Task details
Return all the data, word for word.
+++ Provided data
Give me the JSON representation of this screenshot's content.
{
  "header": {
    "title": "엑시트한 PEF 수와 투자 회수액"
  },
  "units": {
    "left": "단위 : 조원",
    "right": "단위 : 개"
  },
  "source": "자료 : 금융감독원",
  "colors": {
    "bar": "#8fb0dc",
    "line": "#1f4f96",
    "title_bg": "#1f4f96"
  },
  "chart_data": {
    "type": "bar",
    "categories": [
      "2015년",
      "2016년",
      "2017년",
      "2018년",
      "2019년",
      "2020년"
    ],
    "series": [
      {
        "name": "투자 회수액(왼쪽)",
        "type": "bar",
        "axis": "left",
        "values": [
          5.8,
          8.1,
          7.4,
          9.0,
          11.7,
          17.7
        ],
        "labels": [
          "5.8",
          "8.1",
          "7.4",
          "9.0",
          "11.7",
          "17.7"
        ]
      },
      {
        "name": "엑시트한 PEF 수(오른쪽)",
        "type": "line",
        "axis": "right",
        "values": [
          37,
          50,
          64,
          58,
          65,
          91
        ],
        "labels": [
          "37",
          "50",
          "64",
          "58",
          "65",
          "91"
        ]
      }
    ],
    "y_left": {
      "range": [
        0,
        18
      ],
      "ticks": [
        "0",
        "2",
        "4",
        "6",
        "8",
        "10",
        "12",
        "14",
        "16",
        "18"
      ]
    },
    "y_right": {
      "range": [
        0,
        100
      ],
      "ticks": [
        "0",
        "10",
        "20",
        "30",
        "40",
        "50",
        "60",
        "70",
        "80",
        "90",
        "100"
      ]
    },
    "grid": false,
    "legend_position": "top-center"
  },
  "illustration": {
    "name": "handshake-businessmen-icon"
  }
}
++++++
Reply
Give me the JSON representation of this screenshot's content.
{
  "header": {
    "title": "엑시트한 PEF 수와 투자 회수액"
  },
  "units": {
    "left": "단위 : 조원",
    "right": "단위 : 개"
  },
  "source": "자료 : 금융감독원",
  "colors": {
    "bar": "#8fb0dc",
    "line": "#1f4f96",
    "title_bg": "#1f4f96"
  },
  "chart_data": {
    "type": "bar",
    "categories": [
      "2015년",
      "2016년",
      "2017년",
      "2018년",
      "2019년",
      "2020년"
    ],
    "series": [
      {
        "name": "투자 회수액(왼쪽)",
        "type": "bar",
        "axis": "left",
        "values": [
          5.8,
          8.1,
          7.4,
          9.0,
          11.7,
          17.7
        ],
        "labels": [
          "5.8",
          "8.1",
          "7.4",
          "9.0",
          "11.7",
          "17.7"
        ]
      },
      {
        "name": "엑시트한 PEF 수(오른쪽)",
        "type": "line",
        "axis": "right",
        "values": [
          37,
          50,
          64,
          58,
          65,
          91
        ],
        "labels": [
          "37",
          "50",
          "64",
          "58",
          "65",
          "91"
        ]
      }
    ],
    "y_left": {
      "range": [
        0,
        18
      ],
      "ticks": [
        "0",
        "2",
        "4",
        "6",
        "8",
        "10",
        "12",
        "14",
        "16",
        "18"
      ]
    },
    "y_right": {
      "range": [
        0,
        100
      ],
      "ticks": [
        "0",
        "10",
        "20",
        "30",
        "40",
        "50",
        "60",
        "70",
        "80",
        "90",
        "100"
      ]
    },
    "grid": false,
    "legend_position": "top-center"
  },
  "illustration": {
    "name": "handshake-businessmen-icon"
  }
}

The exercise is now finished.